Exercise description
Copy every line of the listing that holds the string "Bagaimana".

Input for this task
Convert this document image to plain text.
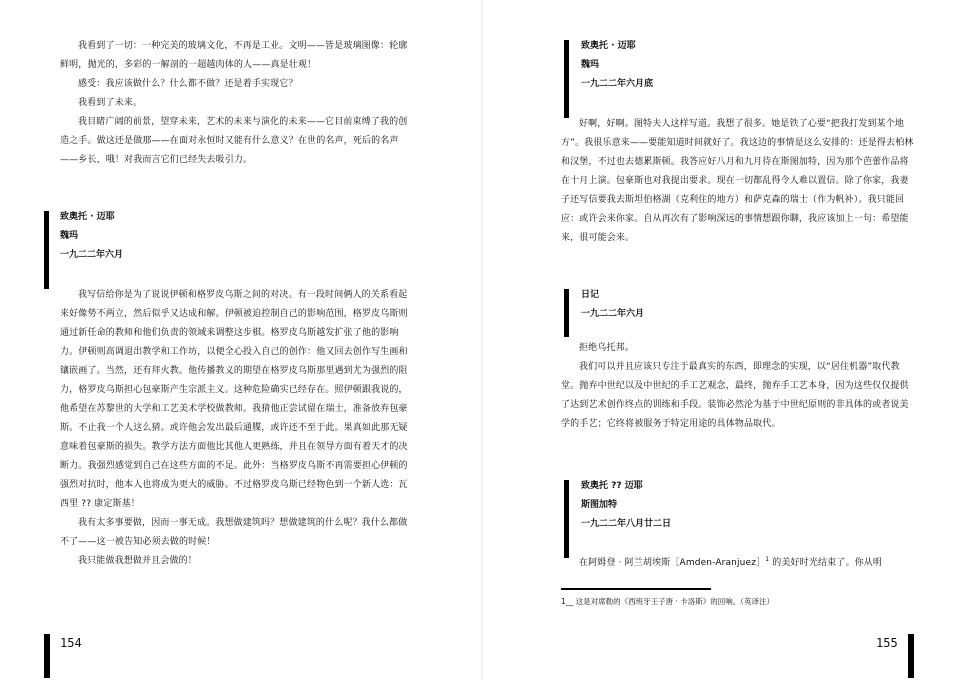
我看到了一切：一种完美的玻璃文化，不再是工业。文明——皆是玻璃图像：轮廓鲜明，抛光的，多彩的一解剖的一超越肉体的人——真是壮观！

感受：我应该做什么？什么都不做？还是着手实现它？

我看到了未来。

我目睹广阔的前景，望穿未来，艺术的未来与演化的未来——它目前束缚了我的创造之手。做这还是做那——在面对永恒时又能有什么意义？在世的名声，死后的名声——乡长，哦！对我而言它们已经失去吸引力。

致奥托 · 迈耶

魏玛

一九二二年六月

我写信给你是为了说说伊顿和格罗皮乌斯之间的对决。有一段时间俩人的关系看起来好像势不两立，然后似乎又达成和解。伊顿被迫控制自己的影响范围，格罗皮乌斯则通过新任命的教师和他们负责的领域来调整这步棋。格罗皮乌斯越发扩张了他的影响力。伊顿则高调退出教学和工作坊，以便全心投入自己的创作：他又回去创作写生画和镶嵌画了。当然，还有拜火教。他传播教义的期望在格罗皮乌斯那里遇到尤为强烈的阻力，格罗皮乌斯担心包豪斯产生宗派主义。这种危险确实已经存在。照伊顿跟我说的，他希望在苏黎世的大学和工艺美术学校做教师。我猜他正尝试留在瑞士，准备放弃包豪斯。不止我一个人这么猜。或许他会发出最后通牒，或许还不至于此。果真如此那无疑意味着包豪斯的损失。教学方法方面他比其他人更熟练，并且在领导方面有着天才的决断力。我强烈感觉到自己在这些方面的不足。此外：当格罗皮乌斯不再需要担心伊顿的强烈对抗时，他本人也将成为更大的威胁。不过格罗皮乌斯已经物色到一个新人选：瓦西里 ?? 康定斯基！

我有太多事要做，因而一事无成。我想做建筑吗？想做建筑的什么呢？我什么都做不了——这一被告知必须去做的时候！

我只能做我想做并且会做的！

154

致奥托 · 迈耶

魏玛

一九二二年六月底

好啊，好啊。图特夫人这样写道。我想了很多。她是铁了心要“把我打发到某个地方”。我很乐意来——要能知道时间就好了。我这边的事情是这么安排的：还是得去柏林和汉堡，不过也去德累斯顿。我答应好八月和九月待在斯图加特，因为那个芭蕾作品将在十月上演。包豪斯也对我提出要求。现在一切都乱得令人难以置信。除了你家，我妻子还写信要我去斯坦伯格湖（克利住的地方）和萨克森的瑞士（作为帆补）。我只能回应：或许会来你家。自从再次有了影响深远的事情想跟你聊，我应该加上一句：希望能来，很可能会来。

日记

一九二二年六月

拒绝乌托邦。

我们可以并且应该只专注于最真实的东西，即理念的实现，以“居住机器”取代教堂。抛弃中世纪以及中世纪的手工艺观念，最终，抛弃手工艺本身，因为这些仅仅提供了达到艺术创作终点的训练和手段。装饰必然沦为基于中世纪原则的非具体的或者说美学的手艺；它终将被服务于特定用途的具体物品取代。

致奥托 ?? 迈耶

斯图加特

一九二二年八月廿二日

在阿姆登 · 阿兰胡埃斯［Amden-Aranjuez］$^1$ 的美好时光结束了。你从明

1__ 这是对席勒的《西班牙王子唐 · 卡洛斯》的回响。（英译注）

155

--

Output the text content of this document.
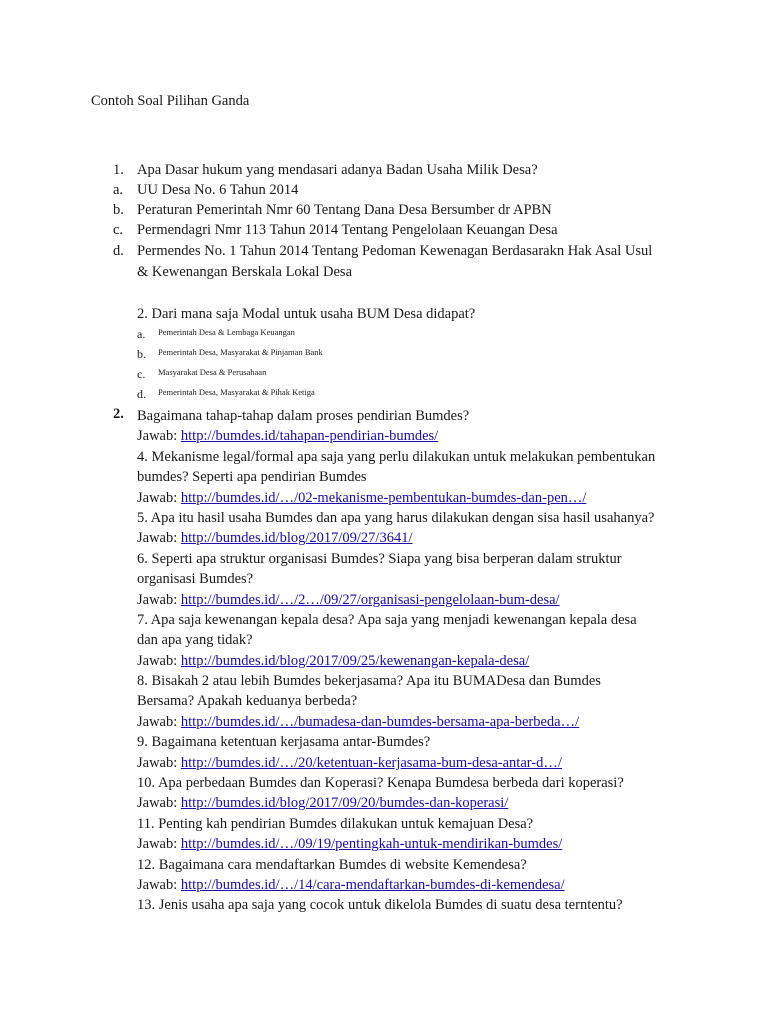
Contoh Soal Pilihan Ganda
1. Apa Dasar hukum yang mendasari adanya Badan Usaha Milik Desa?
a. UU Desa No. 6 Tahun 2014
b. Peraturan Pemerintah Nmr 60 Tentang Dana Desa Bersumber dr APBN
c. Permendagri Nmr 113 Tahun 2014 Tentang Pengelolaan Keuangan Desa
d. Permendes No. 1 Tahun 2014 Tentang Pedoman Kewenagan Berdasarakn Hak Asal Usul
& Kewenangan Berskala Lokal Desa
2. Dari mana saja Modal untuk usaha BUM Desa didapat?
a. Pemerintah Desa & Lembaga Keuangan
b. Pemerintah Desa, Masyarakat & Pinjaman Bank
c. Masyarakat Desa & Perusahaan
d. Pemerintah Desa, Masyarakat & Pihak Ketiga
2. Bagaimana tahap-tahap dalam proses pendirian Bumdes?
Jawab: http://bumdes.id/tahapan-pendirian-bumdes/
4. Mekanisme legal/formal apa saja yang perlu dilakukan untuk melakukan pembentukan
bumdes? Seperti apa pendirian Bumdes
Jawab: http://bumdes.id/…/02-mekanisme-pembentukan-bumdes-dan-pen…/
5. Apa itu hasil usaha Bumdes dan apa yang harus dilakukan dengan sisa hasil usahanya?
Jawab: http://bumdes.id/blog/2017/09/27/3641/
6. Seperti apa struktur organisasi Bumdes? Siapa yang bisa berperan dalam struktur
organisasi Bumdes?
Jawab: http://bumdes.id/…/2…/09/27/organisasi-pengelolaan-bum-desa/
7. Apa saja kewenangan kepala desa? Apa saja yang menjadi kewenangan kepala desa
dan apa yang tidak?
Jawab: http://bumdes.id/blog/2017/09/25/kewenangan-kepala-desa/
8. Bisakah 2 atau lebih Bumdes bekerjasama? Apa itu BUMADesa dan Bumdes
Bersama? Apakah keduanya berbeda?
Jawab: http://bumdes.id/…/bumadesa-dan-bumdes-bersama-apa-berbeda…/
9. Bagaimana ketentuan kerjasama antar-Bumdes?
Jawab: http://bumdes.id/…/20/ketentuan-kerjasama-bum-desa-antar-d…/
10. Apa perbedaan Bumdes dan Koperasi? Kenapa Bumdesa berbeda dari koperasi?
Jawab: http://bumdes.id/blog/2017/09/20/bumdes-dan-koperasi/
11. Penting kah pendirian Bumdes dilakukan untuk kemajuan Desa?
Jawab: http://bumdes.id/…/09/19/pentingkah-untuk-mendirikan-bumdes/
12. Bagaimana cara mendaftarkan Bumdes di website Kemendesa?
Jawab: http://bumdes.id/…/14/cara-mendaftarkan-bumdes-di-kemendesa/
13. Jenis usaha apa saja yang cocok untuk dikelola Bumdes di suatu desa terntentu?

Expected answer
2. Bagaimana tahap-tahap dalam proses pendirian Bumdes?
9. Bagaimana ketentuan kerjasama antar-Bumdes?
12. Bagaimana cara mendaftarkan Bumdes di website Kemendesa?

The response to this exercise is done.